Instructions to follow - Copy the listing below in full and skip every picture.

Records to process -
=-=-=
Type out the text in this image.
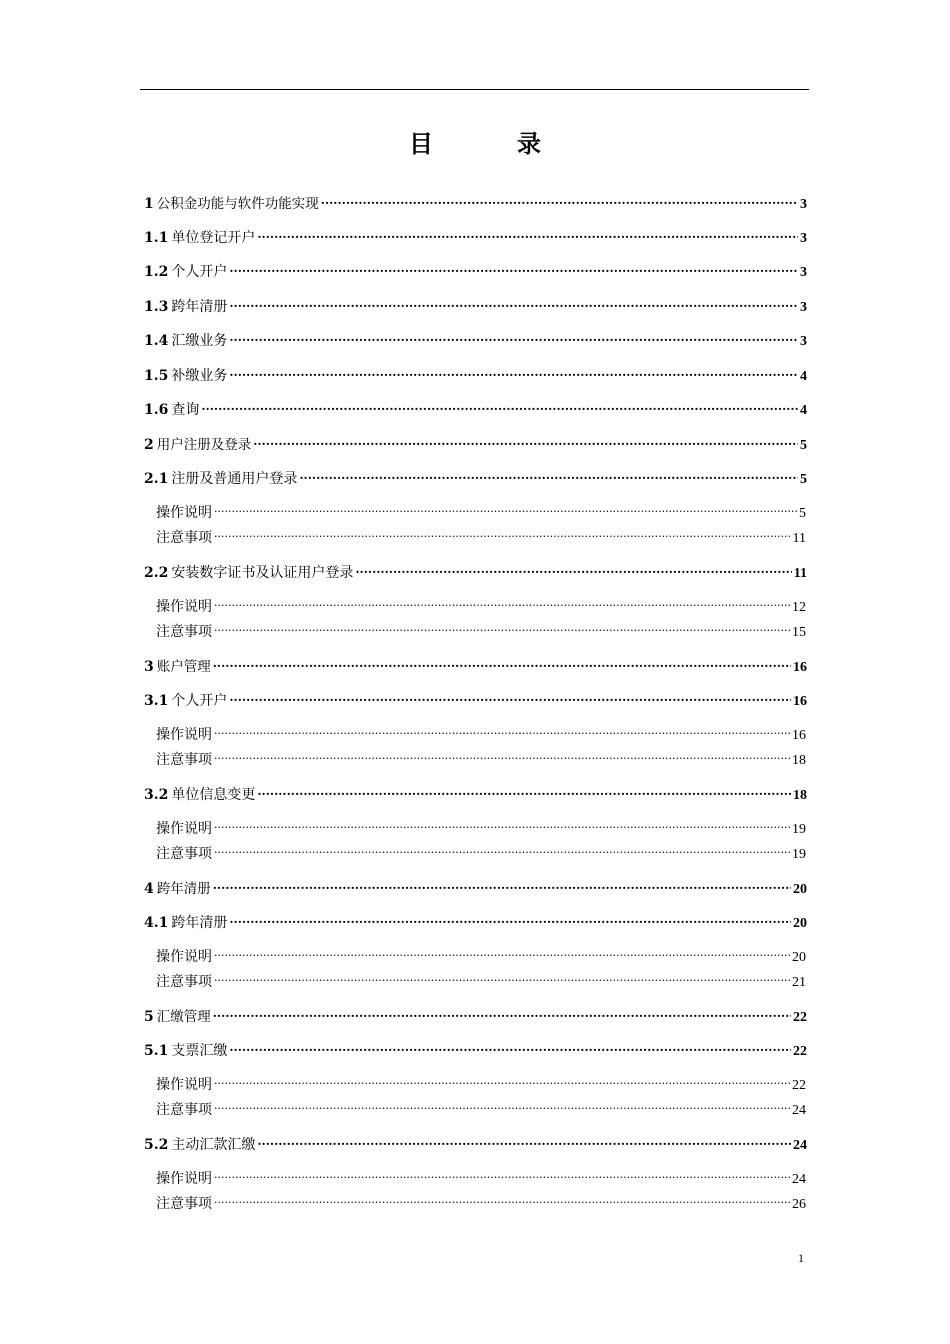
目　录
1 公积金功能与软件功能实现 .....	3
1.1 单位登记开户 .....	3
1.2 个人开户 .....	3
1.3 跨年清册 .....	3
1.4 汇缴业务 .....	3
1.5 补缴业务 .....	4
1.6 查询 .....	4
2 用户注册及登录 .....	5
2.1 注册及普通用户登录 .....	5
操作说明 .....	5
注意事项 .....	11
2.2 安装数字证书及认证用户登录 .....	11
操作说明 .....	12
注意事项 .....	15
3 账户管理 .....	16
3.1 个人开户 .....	16
操作说明 .....	16
注意事项 .....	18
3.2 单位信息变更 .....	18
操作说明 .....	19
注意事项 .....	19
4 跨年清册 .....	20
4.1 跨年清册 .....	20
操作说明 .....	20
注意事项 .....	21
5 汇缴管理 .....	22
5.1 支票汇缴 .....	22
操作说明 .....	22
注意事项 .....	24
5.2 主动汇款汇缴 .....	24
操作说明 .....	24
注意事项 .....	26
1
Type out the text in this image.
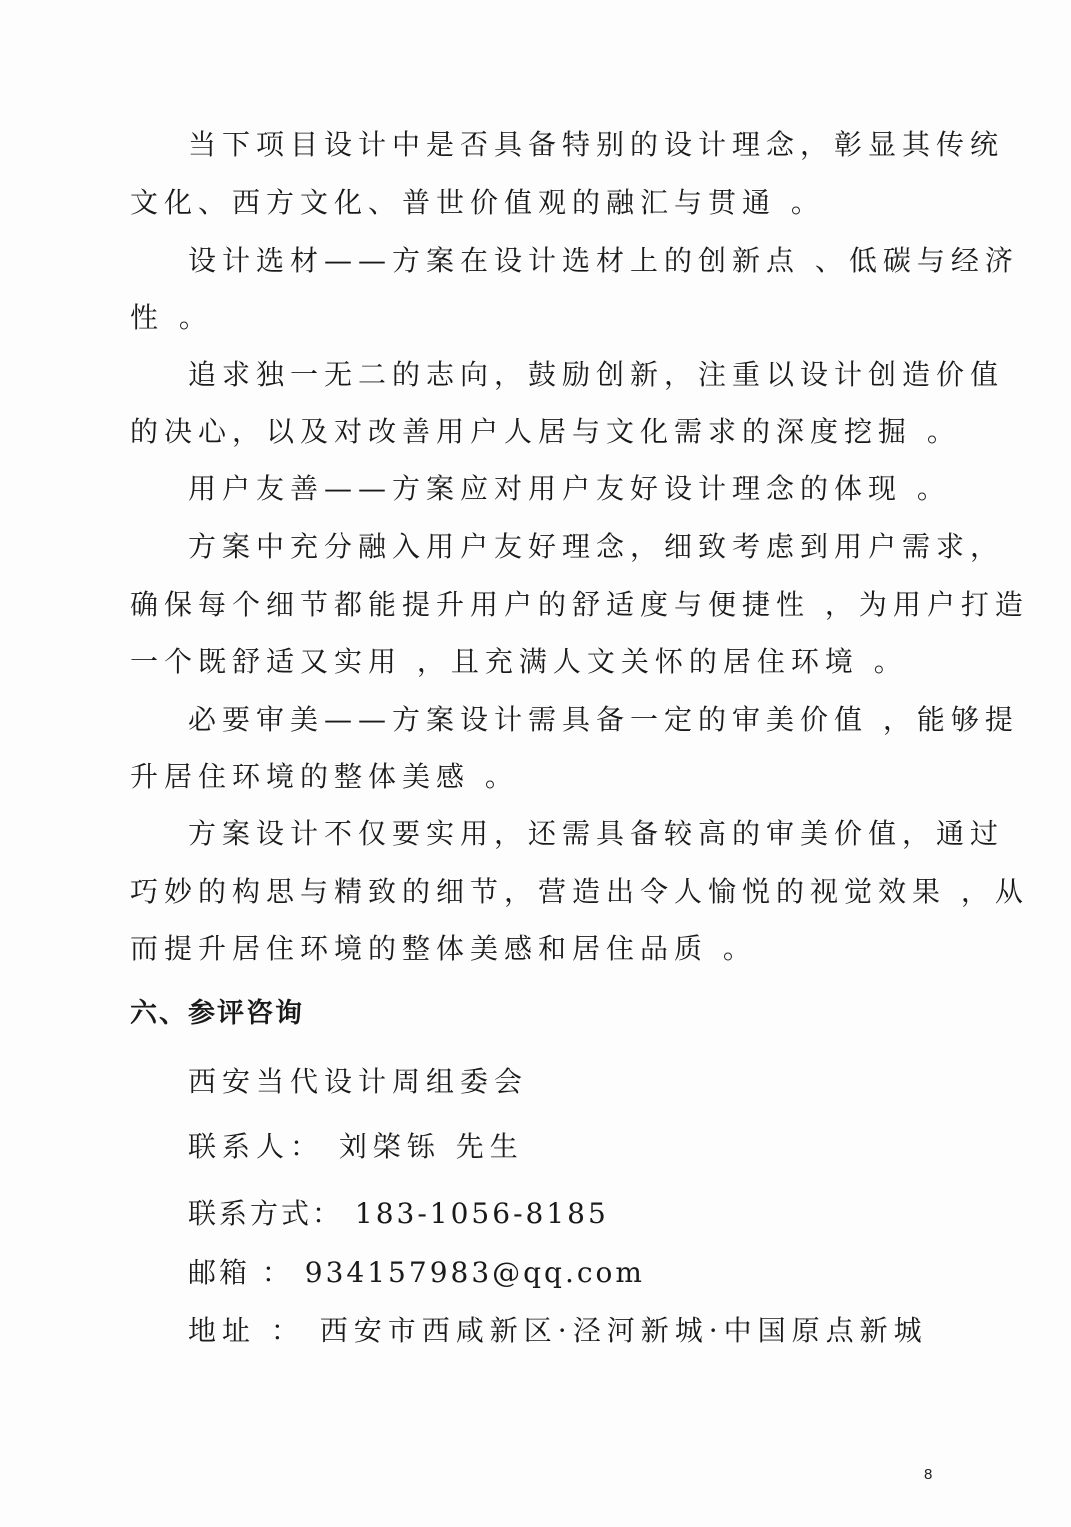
当下项目设计中是否具备特别的设计理念，彰显其传统
文化、西方文化、普世价值观的融汇与贯通 。
设计选材——方案在设计选材上的创新点 、低碳与经济
性 。
追求独一无二的志向，鼓励创新，注重以设计创造价值
的决心，以及对改善用户人居与文化需求的深度挖掘 。
用户友善——方案应对用户友好设计理念的体现 。
方案中充分融入用户友好理念，细致考虑到用户需求，
确保每个细节都能提升用户的舒适度与便捷性 ，为用户打造
一个既舒适又实用 ，且充满人文关怀的居住环境 。
必要审美——方案设计需具备一定的审美价值 ，能够提
升居住环境的整体美感 。
方案设计不仅要实用，还需具备较高的审美价值，通过
巧妙的构思与精致的细节，营造出令人愉悦的视觉效果 ，从
而提升居住环境的整体美感和居住品质 。
六、参评咨询
西安当代设计周组委会
联系人： 刘棨铄 先生
联系方式： 183-1056-8185
邮箱 ： 934157983@qq.com
地址 ： 西安市西咸新区·泾河新城·中国原点新城
8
=-=-=
Solution below -
Type out the text in this image.
目　录
1 公积金功能与软件功能实现 .....	3
1.1 单位登记开户 .....	3
1.2 个人开户 .....	3
1.3 跨年清册 .....	3
1.4 汇缴业务 .....	3
1.5 补缴业务 .....	4
1.6 查询 .....	4
2 用户注册及登录 .....	5
2.1 注册及普通用户登录 .....	5
操作说明 .....	5
注意事项 .....	11
2.2 安装数字证书及认证用户登录 .....	11
操作说明 .....	12
注意事项 .....	15
3 账户管理 .....	16
3.1 个人开户 .....	16
操作说明 .....	16
注意事项 .....	18
3.2 单位信息变更 .....	18
操作说明 .....	19
注意事项 .....	19
4 跨年清册 .....	20
4.1 跨年清册 .....	20
操作说明 .....	20
注意事项 .....	21
5 汇缴管理 .....	22
5.1 支票汇缴 .....	22
操作说明 .....	22
注意事项 .....	24
5.2 主动汇款汇缴 .....	24
操作说明 .....	24
注意事项 .....	26
1
Type out the text in this image.
当下项目设计中是否具备特别的设计理念，彰显其传统
文化、西方文化、普世价值观的融汇与贯通 。
设计选材——方案在设计选材上的创新点 、低碳与经济
性 。
追求独一无二的志向，鼓励创新，注重以设计创造价值
的决心，以及对改善用户人居与文化需求的深度挖掘 。
用户友善——方案应对用户友好设计理念的体现 。
方案中充分融入用户友好理念，细致考虑到用户需求，
确保每个细节都能提升用户的舒适度与便捷性 ，为用户打造
一个既舒适又实用 ，且充满人文关怀的居住环境 。
必要审美——方案设计需具备一定的审美价值 ，能够提
升居住环境的整体美感 。
方案设计不仅要实用，还需具备较高的审美价值，通过
巧妙的构思与精致的细节，营造出令人愉悦的视觉效果 ，从
而提升居住环境的整体美感和居住品质 。
六、参评咨询
西安当代设计周组委会
联系人： 刘棨铄 先生
联系方式： 183-1056-8185
邮箱 ： 934157983@qq.com
地址 ： 西安市西咸新区·泾河新城·中国原点新城
8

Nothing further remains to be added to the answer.